Material to process.
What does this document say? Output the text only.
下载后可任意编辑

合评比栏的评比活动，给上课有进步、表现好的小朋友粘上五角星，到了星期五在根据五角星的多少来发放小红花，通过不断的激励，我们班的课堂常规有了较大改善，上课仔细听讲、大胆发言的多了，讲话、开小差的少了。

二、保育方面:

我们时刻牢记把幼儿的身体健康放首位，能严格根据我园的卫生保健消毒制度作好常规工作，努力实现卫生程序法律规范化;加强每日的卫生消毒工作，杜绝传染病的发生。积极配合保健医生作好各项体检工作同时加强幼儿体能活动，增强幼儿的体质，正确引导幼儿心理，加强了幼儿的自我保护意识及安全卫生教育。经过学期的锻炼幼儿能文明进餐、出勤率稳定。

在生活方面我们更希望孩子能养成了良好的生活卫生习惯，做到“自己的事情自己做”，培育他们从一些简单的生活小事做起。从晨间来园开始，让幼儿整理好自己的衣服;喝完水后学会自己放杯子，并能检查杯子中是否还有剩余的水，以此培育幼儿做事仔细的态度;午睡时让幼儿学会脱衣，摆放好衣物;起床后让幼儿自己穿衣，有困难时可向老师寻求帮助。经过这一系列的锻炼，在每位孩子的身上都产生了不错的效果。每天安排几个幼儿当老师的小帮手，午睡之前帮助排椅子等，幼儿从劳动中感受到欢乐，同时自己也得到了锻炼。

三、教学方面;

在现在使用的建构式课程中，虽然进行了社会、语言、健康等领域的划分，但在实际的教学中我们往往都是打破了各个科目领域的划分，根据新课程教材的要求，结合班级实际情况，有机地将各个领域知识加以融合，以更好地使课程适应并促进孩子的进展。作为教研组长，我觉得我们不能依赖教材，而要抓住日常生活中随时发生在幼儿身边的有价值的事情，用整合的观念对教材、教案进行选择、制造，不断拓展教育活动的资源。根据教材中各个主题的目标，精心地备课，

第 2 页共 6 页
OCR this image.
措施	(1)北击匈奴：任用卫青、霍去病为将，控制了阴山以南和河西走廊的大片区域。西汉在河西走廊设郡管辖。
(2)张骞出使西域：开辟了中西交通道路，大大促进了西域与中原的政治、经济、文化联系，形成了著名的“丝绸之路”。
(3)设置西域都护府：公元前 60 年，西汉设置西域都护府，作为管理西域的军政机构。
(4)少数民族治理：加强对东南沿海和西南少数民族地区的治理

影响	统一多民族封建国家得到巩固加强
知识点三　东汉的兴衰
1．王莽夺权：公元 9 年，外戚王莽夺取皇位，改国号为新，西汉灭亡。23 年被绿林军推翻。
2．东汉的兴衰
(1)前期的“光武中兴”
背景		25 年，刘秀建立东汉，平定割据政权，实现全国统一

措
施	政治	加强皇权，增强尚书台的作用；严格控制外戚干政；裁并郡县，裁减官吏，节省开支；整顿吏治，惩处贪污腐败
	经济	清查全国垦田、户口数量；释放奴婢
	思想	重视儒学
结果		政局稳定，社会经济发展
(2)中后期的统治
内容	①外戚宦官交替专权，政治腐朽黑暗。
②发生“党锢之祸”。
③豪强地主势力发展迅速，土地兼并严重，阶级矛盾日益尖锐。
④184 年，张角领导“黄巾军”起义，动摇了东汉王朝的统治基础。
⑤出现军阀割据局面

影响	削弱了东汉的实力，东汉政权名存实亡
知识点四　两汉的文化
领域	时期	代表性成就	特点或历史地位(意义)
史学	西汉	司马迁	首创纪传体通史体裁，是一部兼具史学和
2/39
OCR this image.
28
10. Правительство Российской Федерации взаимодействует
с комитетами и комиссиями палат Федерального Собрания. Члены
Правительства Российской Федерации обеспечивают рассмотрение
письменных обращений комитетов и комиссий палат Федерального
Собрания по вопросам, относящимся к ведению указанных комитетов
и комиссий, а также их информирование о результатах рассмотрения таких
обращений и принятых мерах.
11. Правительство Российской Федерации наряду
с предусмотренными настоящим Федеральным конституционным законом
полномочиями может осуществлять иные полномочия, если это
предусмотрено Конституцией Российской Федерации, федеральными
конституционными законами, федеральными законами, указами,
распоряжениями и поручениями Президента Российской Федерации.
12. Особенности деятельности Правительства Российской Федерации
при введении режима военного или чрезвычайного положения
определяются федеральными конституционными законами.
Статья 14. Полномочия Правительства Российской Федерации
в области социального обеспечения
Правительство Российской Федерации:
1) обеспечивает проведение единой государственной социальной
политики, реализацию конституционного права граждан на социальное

Do this.
Nothing should be left out: return all of the records exactly.

Result below.
What does this document say? Output the text only.
下载后可任意编辑

合评比栏的评比活动，给上课有进步、表现好的小朋友粘上五角星，到了星期五在根据五角星的多少来发放小红花，通过不断的激励，我们班的课堂常规有了较大改善，上课仔细听讲、大胆发言的多了，讲话、开小差的少了。

二、保育方面:

我们时刻牢记把幼儿的身体健康放首位，能严格根据我园的卫生保健消毒制度作好常规工作，努力实现卫生程序法律规范化;加强每日的卫生消毒工作，杜绝传染病的发生。积极配合保健医生作好各项体检工作同时加强幼儿体能活动，增强幼儿的体质，正确引导幼儿心理，加强了幼儿的自我保护意识及安全卫生教育。经过学期的锻炼幼儿能文明进餐、出勤率稳定。

在生活方面我们更希望孩子能养成了良好的生活卫生习惯，做到“自己的事情自己做”，培育他们从一些简单的生活小事做起。从晨间来园开始，让幼儿整理好自己的衣服;喝完水后学会自己放杯子，并能检查杯子中是否还有剩余的水，以此培育幼儿做事仔细的态度;午睡时让幼儿学会脱衣，摆放好衣物;起床后让幼儿自己穿衣，有困难时可向老师寻求帮助。经过这一系列的锻炼，在每位孩子的身上都产生了不错的效果。每天安排几个幼儿当老师的小帮手，午睡之前帮助排椅子等，幼儿从劳动中感受到欢乐，同时自己也得到了锻炼。

三、教学方面;

在现在使用的建构式课程中，虽然进行了社会、语言、健康等领域的划分，但在实际的教学中我们往往都是打破了各个科目领域的划分，根据新课程教材的要求，结合班级实际情况，有机地将各个领域知识加以融合，以更好地使课程适应并促进孩子的进展。作为教研组长，我觉得我们不能依赖教材，而要抓住日常生活中随时发生在幼儿身边的有价值的事情，用整合的观念对教材、教案进行选择、制造，不断拓展教育活动的资源。根据教材中各个主题的目标，精心地备课，

第 2 页共 6 页
OCR this image.
措施	(1)北击匈奴：任用卫青、霍去病为将，控制了阴山以南和河西走廊的大片区域。西汉在河西走廊设郡管辖。
(2)张骞出使西域：开辟了中西交通道路，大大促进了西域与中原的政治、经济、文化联系，形成了著名的“丝绸之路”。
(3)设置西域都护府：公元前 60 年，西汉设置西域都护府，作为管理西域的军政机构。
(4)少数民族治理：加强对东南沿海和西南少数民族地区的治理

影响	统一多民族封建国家得到巩固加强
知识点三　东汉的兴衰
1．王莽夺权：公元 9 年，外戚王莽夺取皇位，改国号为新，西汉灭亡。23 年被绿林军推翻。
2．东汉的兴衰
(1)前期的“光武中兴”
背景		25 年，刘秀建立东汉，平定割据政权，实现全国统一

措
施	政治	加强皇权，增强尚书台的作用；严格控制外戚干政；裁并郡县，裁减官吏，节省开支；整顿吏治，惩处贪污腐败
	经济	清查全国垦田、户口数量；释放奴婢
	思想	重视儒学
结果		政局稳定，社会经济发展
(2)中后期的统治
内容	①外戚宦官交替专权，政治腐朽黑暗。
②发生“党锢之祸”。
③豪强地主势力发展迅速，土地兼并严重，阶级矛盾日益尖锐。
④184 年，张角领导“黄巾军”起义，动摇了东汉王朝的统治基础。
⑤出现军阀割据局面

影响	削弱了东汉的实力，东汉政权名存实亡
知识点四　两汉的文化
领域	时期	代表性成就	特点或历史地位(意义)
史学	西汉	司马迁	首创纪传体通史体裁，是一部兼具史学和
2/39
OCR this image.
28
10. Правительство Российской Федерации взаимодействует
с комитетами и комиссиями палат Федерального Собрания. Члены
Правительства Российской Федерации обеспечивают рассмотрение
письменных обращений комитетов и комиссий палат Федерального
Собрания по вопросам, относящимся к ведению указанных комитетов
и комиссий, а также их информирование о результатах рассмотрения таких
обращений и принятых мерах.
11. Правительство Российской Федерации наряду
с предусмотренными настоящим Федеральным конституционным законом
полномочиями может осуществлять иные полномочия, если это
предусмотрено Конституцией Российской Федерации, федеральными
конституционными законами, федеральными законами, указами,
распоряжениями и поручениями Президента Российской Федерации.
12. Особенности деятельности Правительства Российской Федерации
при введении режима военного или чрезвычайного положения
определяются федеральными конституционными законами.
Статья 14. Полномочия Правительства Российской Федерации
в области социального обеспечения
Правительство Российской Федерации:
1) обеспечивает проведение единой государственной социальной
политики, реализацию конституционного права граждан на социальное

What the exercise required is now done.